### Direction:
Pictures do not belong in your copy. Repeat all the other data exactly.

### Data for this exercise:

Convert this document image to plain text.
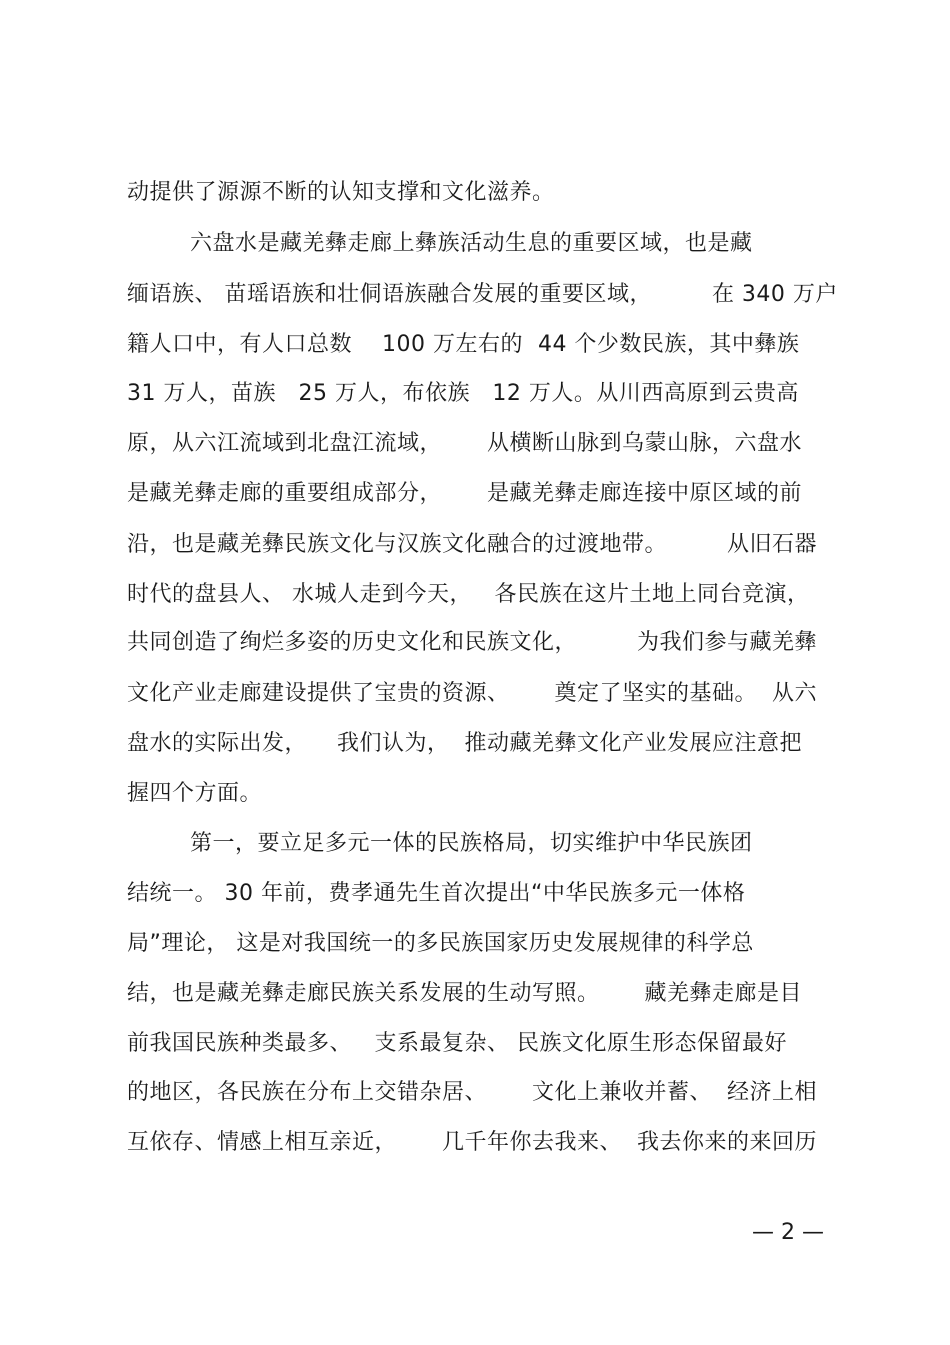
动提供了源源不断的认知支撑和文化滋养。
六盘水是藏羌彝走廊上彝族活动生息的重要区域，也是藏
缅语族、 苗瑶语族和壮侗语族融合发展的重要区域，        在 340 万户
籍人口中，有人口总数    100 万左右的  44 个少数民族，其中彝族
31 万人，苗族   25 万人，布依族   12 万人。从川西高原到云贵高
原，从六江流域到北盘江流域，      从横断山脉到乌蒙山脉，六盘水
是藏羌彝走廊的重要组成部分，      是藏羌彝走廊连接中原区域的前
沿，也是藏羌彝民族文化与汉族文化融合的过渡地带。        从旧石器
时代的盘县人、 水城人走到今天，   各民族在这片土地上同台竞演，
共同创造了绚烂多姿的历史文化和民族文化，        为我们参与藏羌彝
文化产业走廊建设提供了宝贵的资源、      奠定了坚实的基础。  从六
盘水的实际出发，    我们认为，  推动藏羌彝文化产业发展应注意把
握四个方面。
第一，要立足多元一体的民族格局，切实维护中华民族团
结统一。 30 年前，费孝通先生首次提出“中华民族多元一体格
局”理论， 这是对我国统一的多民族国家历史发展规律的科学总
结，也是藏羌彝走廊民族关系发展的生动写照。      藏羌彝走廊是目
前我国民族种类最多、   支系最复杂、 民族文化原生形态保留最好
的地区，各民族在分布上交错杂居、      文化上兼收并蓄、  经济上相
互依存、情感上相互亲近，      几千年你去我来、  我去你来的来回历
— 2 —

### Output:
Convert this document image to plain text.
动提供了源源不断的认知支撑和文化滋养。
六盘水是藏羌彝走廊上彝族活动生息的重要区域，也是藏
缅语族、 苗瑶语族和壮侗语族融合发展的重要区域，        在 340 万户
籍人口中，有人口总数    100 万左右的  44 个少数民族，其中彝族
31 万人，苗族   25 万人，布依族   12 万人。从川西高原到云贵高
原，从六江流域到北盘江流域，      从横断山脉到乌蒙山脉，六盘水
是藏羌彝走廊的重要组成部分，      是藏羌彝走廊连接中原区域的前
沿，也是藏羌彝民族文化与汉族文化融合的过渡地带。        从旧石器
时代的盘县人、 水城人走到今天，   各民族在这片土地上同台竞演，
共同创造了绚烂多姿的历史文化和民族文化，        为我们参与藏羌彝
文化产业走廊建设提供了宝贵的资源、      奠定了坚实的基础。  从六
盘水的实际出发，    我们认为，  推动藏羌彝文化产业发展应注意把
握四个方面。
第一，要立足多元一体的民族格局，切实维护中华民族团
结统一。 30 年前，费孝通先生首次提出“中华民族多元一体格
局”理论， 这是对我国统一的多民族国家历史发展规律的科学总
结，也是藏羌彝走廊民族关系发展的生动写照。      藏羌彝走廊是目
前我国民族种类最多、   支系最复杂、 民族文化原生形态保留最好
的地区，各民族在分布上交错杂居、      文化上兼收并蓄、  经济上相
互依存、情感上相互亲近，      几千年你去我来、  我去你来的来回历
— 2 —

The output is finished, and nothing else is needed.